■ **EXERCISE REQUIREMENTS**: Write out each line word for word. Drop pictures.

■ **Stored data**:
★ ★ ★ ★ ★

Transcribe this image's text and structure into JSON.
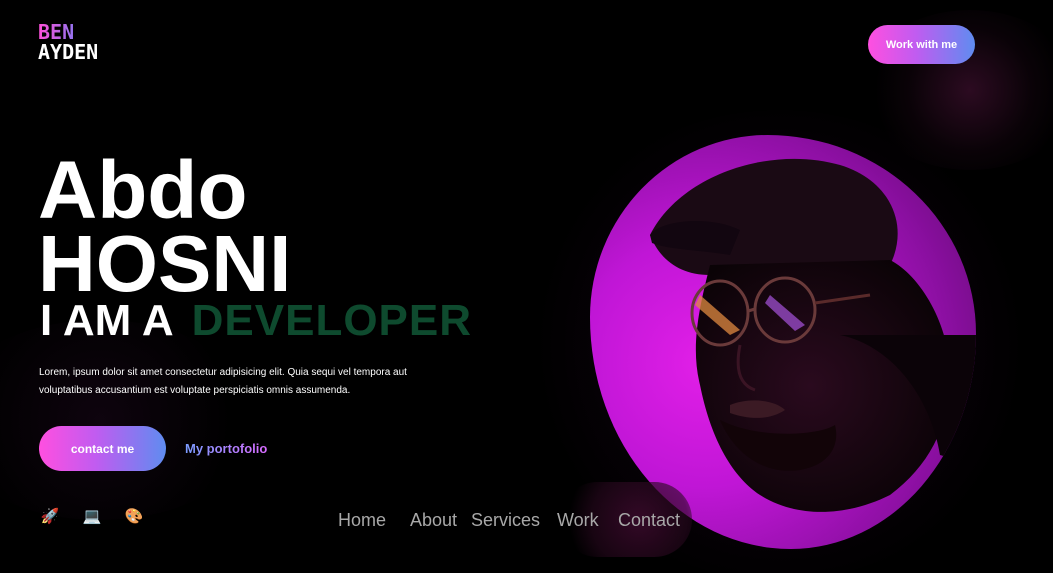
{
  "logo": {
    "line1": "BEN",
    "line2": "AYDEN"
  },
  "header": {
    "cta_label": "Work with me"
  },
  "hero": {
    "first_name": "Abdo",
    "last_name": "HOSNI",
    "role_prefix": "I AM A",
    "role_word": "DEVELOPER",
    "description": "Lorem, ipsum dolor sit amet consectetur adipisicing elit. Quia sequi vel tempora aut voluptatibus accusantium est voluptate perspiciatis omnis assumenda.",
    "contact_label": "contact me",
    "portfolio_label": "My portofolio"
  },
  "icons": [
    {
      "name": "rocket-icon",
      "glyph": "🚀"
    },
    {
      "name": "laptop-icon",
      "glyph": "💻"
    },
    {
      "name": "palette-icon",
      "glyph": "🎨"
    }
  ],
  "nav": {
    "items": [
      "Home",
      "About",
      "Services",
      "Work",
      "Contact"
    ]
  },
  "colors": {
    "accent_pink": "#ff4fe0",
    "accent_blue": "#5f8cf0",
    "role_green": "#0e4a2e",
    "portrait_magenta": "#d21ce0"
  }
}
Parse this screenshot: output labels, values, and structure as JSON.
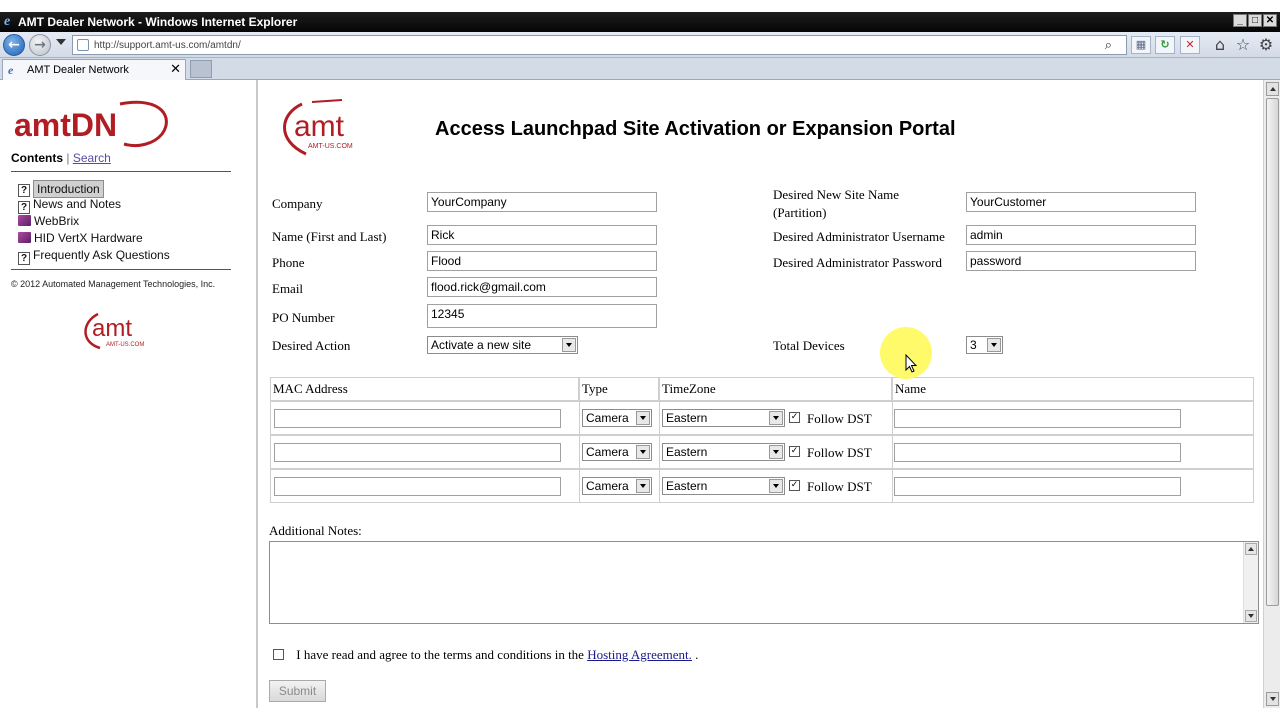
{
  "window": {
    "title": "AMT Dealer Network - Windows Internet Explorer",
    "url": "http://support.amt-us.com/amtdn/",
    "tab_label": "AMT Dealer Network"
  },
  "sidebar": {
    "logo_text": "amtDN",
    "contents_label": "Contents",
    "separator": "|",
    "search_label": "Search",
    "items": [
      {
        "label": "Introduction",
        "icon": "help-page-icon"
      },
      {
        "label": "News and Notes",
        "icon": "help-page-icon"
      },
      {
        "label": "WebBrix",
        "icon": "book-icon"
      },
      {
        "label": "HID VertX Hardware",
        "icon": "book-icon"
      },
      {
        "label": "Frequently Ask Questions",
        "icon": "help-page-icon"
      }
    ],
    "copyright": "© 2012 Automated Management Technologies, Inc.",
    "small_logo_text": "amt",
    "small_logo_sub": "AMT-US.COM"
  },
  "main": {
    "logo_text": "amt",
    "logo_sub": "AMT-US.COM",
    "title": "Access Launchpad Site Activation or Expansion Portal",
    "form": {
      "company_label": "Company",
      "company_value": "YourCompany",
      "name_label": "Name (First and Last)",
      "name_value": "Rick",
      "phone_label": "Phone",
      "phone_value": "Flood",
      "email_label": "Email",
      "email_value": "flood.rick@gmail.com",
      "po_label": "PO Number",
      "po_value": "12345",
      "action_label": "Desired Action",
      "action_value": "Activate a new site",
      "site_label_1": "Desired New Site Name",
      "site_label_2": "(Partition)",
      "site_value": "YourCustomer",
      "admin_user_label": "Desired Administrator Username",
      "admin_user_value": "admin",
      "admin_pass_label": "Desired Administrator Password",
      "admin_pass_value": "password",
      "devices_label": "Total Devices",
      "devices_value": "3"
    },
    "device_table": {
      "headers": [
        "MAC Address",
        "Type",
        "TimeZone",
        "Name"
      ],
      "rows": [
        {
          "mac": "",
          "type": "Camera",
          "timezone": "Eastern",
          "follow_dst": "Follow DST",
          "dst_checked": true,
          "name": ""
        },
        {
          "mac": "",
          "type": "Camera",
          "timezone": "Eastern",
          "follow_dst": "Follow DST",
          "dst_checked": true,
          "name": ""
        },
        {
          "mac": "",
          "type": "Camera",
          "timezone": "Eastern",
          "follow_dst": "Follow DST",
          "dst_checked": true,
          "name": ""
        }
      ]
    },
    "notes_label": "Additional Notes:",
    "agree_text": "I have read and agree to the terms and conditions in the",
    "agree_link": "Hosting Agreement.",
    "agree_tail": ".",
    "submit_label": "Submit"
  },
  "colors": {
    "brand_red": "#b01e24",
    "link": "#1a1a8c",
    "cursor_highlight": "#fff95a"
  }
}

★ ★ ★ ★ ★

■ **THE OUTPUT**:
Transcribe this image's text and structure into JSON.
{
  "logo": {
    "line1": "BEN",
    "line2": "AYDEN"
  },
  "header": {
    "cta_label": "Work with me"
  },
  "hero": {
    "first_name": "Abdo",
    "last_name": "HOSNI",
    "role_prefix": "I AM A",
    "role_word": "DEVELOPER",
    "description": "Lorem, ipsum dolor sit amet consectetur adipisicing elit. Quia sequi vel tempora aut voluptatibus accusantium est voluptate perspiciatis omnis assumenda.",
    "contact_label": "contact me",
    "portfolio_label": "My portofolio"
  },
  "icons": [
    {
      "name": "rocket-icon",
      "glyph": "🚀"
    },
    {
      "name": "laptop-icon",
      "glyph": "💻"
    },
    {
      "name": "palette-icon",
      "glyph": "🎨"
    }
  ],
  "nav": {
    "items": [
      "Home",
      "About",
      "Services",
      "Work",
      "Contact"
    ]
  },
  "colors": {
    "accent_pink": "#ff4fe0",
    "accent_blue": "#5f8cf0",
    "role_green": "#0e4a2e",
    "portrait_magenta": "#d21ce0"
  }
}
Parse this screenshot: output labels, values, and structure as JSON.
{
  "window": {
    "title": "AMT Dealer Network - Windows Internet Explorer",
    "url": "http://support.amt-us.com/amtdn/",
    "tab_label": "AMT Dealer Network"
  },
  "sidebar": {
    "logo_text": "amtDN",
    "contents_label": "Contents",
    "separator": "|",
    "search_label": "Search",
    "items": [
      {
        "label": "Introduction",
        "icon": "help-page-icon"
      },
      {
        "label": "News and Notes",
        "icon": "help-page-icon"
      },
      {
        "label": "WebBrix",
        "icon": "book-icon"
      },
      {
        "label": "HID VertX Hardware",
        "icon": "book-icon"
      },
      {
        "label": "Frequently Ask Questions",
        "icon": "help-page-icon"
      }
    ],
    "copyright": "© 2012 Automated Management Technologies, Inc.",
    "small_logo_text": "amt",
    "small_logo_sub": "AMT-US.COM"
  },
  "main": {
    "logo_text": "amt",
    "logo_sub": "AMT-US.COM",
    "title": "Access Launchpad Site Activation or Expansion Portal",
    "form": {
      "company_label": "Company",
      "company_value": "YourCompany",
      "name_label": "Name (First and Last)",
      "name_value": "Rick",
      "phone_label": "Phone",
      "phone_value": "Flood",
      "email_label": "Email",
      "email_value": "flood.rick@gmail.com",
      "po_label": "PO Number",
      "po_value": "12345",
      "action_label": "Desired Action",
      "action_value": "Activate a new site",
      "site_label_1": "Desired New Site Name",
      "site_label_2": "(Partition)",
      "site_value": "YourCustomer",
      "admin_user_label": "Desired Administrator Username",
      "admin_user_value": "admin",
      "admin_pass_label": "Desired Administrator Password",
      "admin_pass_value": "password",
      "devices_label": "Total Devices",
      "devices_value": "3"
    },
    "device_table": {
      "headers": [
        "MAC Address",
        "Type",
        "TimeZone",
        "Name"
      ],
      "rows": [
        {
          "mac": "",
          "type": "Camera",
          "timezone": "Eastern",
          "follow_dst": "Follow DST",
          "dst_checked": true,
          "name": ""
        },
        {
          "mac": "",
          "type": "Camera",
          "timezone": "Eastern",
          "follow_dst": "Follow DST",
          "dst_checked": true,
          "name": ""
        },
        {
          "mac": "",
          "type": "Camera",
          "timezone": "Eastern",
          "follow_dst": "Follow DST",
          "dst_checked": true,
          "name": ""
        }
      ]
    },
    "notes_label": "Additional Notes:",
    "agree_text": "I have read and agree to the terms and conditions in the",
    "agree_link": "Hosting Agreement.",
    "agree_tail": ".",
    "submit_label": "Submit"
  },
  "colors": {
    "brand_red": "#b01e24",
    "link": "#1a1a8c",
    "cursor_highlight": "#fff95a"
  }
}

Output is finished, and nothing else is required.